== DIRECTION ==
Reproduce every line of the material below, but drop the pictures.

[Data listing]
---+---
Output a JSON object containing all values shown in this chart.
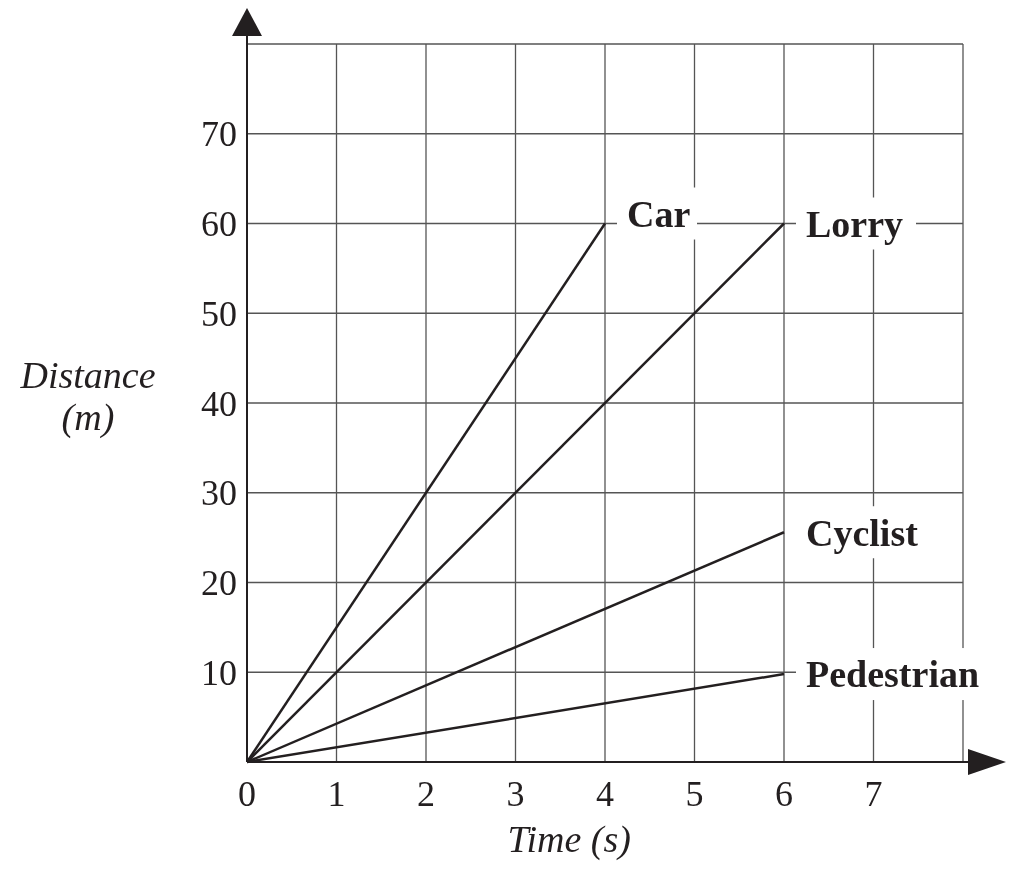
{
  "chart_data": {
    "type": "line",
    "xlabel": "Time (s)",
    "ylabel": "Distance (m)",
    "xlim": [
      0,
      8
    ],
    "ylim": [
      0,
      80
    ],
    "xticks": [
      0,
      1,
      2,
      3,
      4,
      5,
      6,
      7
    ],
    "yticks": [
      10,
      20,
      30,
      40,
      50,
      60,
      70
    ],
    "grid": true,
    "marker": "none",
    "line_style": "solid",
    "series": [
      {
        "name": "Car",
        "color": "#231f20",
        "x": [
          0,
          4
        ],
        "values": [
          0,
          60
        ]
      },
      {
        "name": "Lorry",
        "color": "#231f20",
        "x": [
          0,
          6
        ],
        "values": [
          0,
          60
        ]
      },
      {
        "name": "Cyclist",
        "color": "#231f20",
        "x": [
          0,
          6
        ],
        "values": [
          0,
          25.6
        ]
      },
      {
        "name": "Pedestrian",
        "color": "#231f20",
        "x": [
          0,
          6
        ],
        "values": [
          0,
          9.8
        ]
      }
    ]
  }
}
---+---
== SOLUTION BELOW ==
Output a JSON object containing all values shown in this chart.
{
  "chart_data": {
    "type": "line",
    "xlabel": "Time (s)",
    "ylabel": "Distance (m)",
    "xlim": [
      0,
      8
    ],
    "ylim": [
      0,
      80
    ],
    "xticks": [
      0,
      1,
      2,
      3,
      4,
      5,
      6,
      7
    ],
    "yticks": [
      10,
      20,
      30,
      40,
      50,
      60,
      70
    ],
    "grid": true,
    "marker": "none",
    "line_style": "solid",
    "series": [
      {
        "name": "Car",
        "color": "#231f20",
        "x": [
          0,
          4
        ],
        "values": [
          0,
          60
        ]
      },
      {
        "name": "Lorry",
        "color": "#231f20",
        "x": [
          0,
          6
        ],
        "values": [
          0,
          60
        ]
      },
      {
        "name": "Cyclist",
        "color": "#231f20",
        "x": [
          0,
          6
        ],
        "values": [
          0,
          25.6
        ]
      },
      {
        "name": "Pedestrian",
        "color": "#231f20",
        "x": [
          0,
          6
        ],
        "values": [
          0,
          9.8
        ]
      }
    ]
  }
}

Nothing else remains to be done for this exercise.